● Objective
Lines holding the string "costs" are the ones to copy from this listing.

____

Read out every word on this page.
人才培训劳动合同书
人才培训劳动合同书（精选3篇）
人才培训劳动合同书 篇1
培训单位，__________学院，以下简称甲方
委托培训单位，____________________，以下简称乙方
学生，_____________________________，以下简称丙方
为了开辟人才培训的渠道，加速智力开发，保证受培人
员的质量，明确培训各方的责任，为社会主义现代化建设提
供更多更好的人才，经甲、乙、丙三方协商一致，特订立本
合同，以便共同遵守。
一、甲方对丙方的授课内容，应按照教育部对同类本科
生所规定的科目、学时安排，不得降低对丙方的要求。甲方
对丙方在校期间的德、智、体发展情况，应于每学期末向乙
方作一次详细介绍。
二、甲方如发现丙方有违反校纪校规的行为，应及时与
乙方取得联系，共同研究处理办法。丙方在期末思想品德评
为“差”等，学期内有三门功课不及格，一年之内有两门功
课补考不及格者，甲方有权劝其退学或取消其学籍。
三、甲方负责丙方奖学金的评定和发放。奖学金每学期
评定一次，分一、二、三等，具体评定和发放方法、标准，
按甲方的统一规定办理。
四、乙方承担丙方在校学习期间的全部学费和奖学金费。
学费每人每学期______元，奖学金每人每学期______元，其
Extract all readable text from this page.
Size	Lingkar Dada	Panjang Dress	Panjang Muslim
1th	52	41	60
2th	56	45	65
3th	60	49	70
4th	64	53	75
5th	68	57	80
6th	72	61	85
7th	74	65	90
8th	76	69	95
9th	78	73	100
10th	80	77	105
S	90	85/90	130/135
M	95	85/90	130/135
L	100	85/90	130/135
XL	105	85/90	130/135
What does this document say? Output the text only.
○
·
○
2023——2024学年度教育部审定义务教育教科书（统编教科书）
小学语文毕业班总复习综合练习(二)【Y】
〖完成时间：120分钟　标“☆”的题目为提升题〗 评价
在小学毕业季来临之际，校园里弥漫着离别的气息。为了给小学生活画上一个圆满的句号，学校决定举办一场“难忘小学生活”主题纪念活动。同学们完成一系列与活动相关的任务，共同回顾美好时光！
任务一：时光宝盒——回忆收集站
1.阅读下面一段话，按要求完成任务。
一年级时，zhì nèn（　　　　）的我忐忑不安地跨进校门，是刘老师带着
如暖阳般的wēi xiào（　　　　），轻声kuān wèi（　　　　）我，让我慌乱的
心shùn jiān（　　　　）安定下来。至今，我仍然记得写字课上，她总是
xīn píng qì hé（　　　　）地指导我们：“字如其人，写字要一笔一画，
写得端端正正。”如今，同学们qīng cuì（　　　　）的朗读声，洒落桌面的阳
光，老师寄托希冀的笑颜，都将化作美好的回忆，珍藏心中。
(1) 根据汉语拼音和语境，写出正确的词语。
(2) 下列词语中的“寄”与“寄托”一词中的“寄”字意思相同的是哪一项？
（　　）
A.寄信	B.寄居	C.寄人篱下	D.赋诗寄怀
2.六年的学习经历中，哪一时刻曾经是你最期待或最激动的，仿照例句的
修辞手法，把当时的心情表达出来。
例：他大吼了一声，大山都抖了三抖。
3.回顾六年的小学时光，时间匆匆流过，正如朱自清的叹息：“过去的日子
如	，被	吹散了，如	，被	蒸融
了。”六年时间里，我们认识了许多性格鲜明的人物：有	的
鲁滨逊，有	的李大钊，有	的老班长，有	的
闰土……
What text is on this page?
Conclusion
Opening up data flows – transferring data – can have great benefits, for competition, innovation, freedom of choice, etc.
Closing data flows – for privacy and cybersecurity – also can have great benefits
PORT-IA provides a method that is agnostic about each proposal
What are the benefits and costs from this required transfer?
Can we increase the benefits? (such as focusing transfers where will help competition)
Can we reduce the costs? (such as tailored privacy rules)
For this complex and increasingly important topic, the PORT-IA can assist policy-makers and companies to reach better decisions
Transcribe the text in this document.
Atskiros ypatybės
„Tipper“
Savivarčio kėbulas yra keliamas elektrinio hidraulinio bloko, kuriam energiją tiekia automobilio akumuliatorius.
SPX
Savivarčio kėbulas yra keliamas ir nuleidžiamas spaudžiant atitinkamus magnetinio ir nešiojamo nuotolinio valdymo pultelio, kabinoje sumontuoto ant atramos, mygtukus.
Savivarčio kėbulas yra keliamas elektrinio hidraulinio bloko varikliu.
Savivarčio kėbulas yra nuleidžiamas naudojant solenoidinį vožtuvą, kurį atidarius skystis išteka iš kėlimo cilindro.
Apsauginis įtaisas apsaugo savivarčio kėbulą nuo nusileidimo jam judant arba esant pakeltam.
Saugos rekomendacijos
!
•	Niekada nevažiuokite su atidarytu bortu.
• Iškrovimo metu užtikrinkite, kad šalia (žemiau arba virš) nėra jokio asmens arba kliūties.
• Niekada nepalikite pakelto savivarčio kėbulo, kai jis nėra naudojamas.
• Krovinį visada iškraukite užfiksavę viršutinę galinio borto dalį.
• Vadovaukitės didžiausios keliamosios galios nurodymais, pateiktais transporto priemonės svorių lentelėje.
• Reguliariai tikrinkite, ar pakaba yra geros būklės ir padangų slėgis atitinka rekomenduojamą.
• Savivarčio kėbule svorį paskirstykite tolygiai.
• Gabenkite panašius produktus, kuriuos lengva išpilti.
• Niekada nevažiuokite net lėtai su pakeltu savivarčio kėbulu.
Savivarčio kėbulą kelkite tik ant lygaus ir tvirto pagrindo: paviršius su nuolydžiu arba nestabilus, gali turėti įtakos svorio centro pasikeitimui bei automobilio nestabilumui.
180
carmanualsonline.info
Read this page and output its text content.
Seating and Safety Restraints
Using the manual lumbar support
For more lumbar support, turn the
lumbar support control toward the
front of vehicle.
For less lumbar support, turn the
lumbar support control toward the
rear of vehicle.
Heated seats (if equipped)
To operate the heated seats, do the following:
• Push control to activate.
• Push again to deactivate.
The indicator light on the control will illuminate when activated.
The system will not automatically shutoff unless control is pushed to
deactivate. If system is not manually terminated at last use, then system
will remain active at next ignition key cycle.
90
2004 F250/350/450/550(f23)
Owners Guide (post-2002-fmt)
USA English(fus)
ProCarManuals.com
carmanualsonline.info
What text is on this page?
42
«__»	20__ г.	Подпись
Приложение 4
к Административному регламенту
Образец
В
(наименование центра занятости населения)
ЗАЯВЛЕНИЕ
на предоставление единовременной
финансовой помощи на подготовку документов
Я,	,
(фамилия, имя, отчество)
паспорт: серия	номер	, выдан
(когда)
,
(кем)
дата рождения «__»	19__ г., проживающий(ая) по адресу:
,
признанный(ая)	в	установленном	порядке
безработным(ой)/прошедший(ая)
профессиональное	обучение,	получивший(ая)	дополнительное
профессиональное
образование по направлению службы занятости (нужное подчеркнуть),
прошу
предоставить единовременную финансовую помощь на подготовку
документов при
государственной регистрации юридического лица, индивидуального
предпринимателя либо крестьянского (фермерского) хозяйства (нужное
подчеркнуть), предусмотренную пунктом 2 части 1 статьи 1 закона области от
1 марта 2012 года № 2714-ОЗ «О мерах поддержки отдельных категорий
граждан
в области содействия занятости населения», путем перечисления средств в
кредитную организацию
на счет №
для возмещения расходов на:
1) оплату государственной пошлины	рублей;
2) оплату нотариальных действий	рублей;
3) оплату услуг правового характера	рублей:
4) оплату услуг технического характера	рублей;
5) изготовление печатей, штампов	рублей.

____

● Result for this task
What are the benefits and costs from this required transfer?
Can we reduce the costs? (such as tailored privacy rules)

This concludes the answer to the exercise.